EXERCISE INSTRUCTIONS:
An exact transcript of the records is what this task asks for.

RECORDS SUPPLIED:
================================
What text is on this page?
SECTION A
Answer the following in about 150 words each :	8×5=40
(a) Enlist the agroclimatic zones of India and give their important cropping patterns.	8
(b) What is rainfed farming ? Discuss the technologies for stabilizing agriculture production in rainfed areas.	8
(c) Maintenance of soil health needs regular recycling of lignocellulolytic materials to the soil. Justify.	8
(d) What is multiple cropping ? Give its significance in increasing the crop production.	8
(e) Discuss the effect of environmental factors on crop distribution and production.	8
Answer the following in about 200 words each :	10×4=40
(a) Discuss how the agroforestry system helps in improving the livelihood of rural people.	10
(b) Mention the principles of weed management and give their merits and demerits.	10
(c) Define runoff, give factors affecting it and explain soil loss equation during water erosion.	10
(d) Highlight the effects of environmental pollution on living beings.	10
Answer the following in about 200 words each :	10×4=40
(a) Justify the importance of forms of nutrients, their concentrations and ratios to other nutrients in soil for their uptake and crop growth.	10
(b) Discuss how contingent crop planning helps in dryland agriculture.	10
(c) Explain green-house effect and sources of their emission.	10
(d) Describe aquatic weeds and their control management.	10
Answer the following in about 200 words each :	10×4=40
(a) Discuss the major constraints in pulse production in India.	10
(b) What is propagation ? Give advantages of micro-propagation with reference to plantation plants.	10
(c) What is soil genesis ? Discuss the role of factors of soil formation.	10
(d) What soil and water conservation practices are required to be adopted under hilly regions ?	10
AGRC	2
================================
EXERCISE RESULT:
What text is on this page?
SECTION A
Answer the following in about 150 words each :	8×5=40
(a) Enlist the agroclimatic zones of India and give their important cropping patterns.	8
(b) What is rainfed farming ? Discuss the technologies for stabilizing agriculture production in rainfed areas.	8
(c) Maintenance of soil health needs regular recycling of lignocellulolytic materials to the soil. Justify.	8
(d) What is multiple cropping ? Give its significance in increasing the crop production.	8
(e) Discuss the effect of environmental factors on crop distribution and production.	8
Answer the following in about 200 words each :	10×4=40
(a) Discuss how the agroforestry system helps in improving the livelihood of rural people.	10
(b) Mention the principles of weed management and give their merits and demerits.	10
(c) Define runoff, give factors affecting it and explain soil loss equation during water erosion.	10
(d) Highlight the effects of environmental pollution on living beings.	10
Answer the following in about 200 words each :	10×4=40
(a) Justify the importance of forms of nutrients, their concentrations and ratios to other nutrients in soil for their uptake and crop growth.	10
(b) Discuss how contingent crop planning helps in dryland agriculture.	10
(c) Explain green-house effect and sources of their emission.	10
(d) Describe aquatic weeds and their control management.	10
Answer the following in about 200 words each :	10×4=40
(a) Discuss the major constraints in pulse production in India.	10
(b) What is propagation ? Give advantages of micro-propagation with reference to plantation plants.	10
(c) What is soil genesis ? Discuss the role of factors of soil formation.	10
(d) What soil and water conservation practices are required to be adopted under hilly regions ?	10
AGRC	2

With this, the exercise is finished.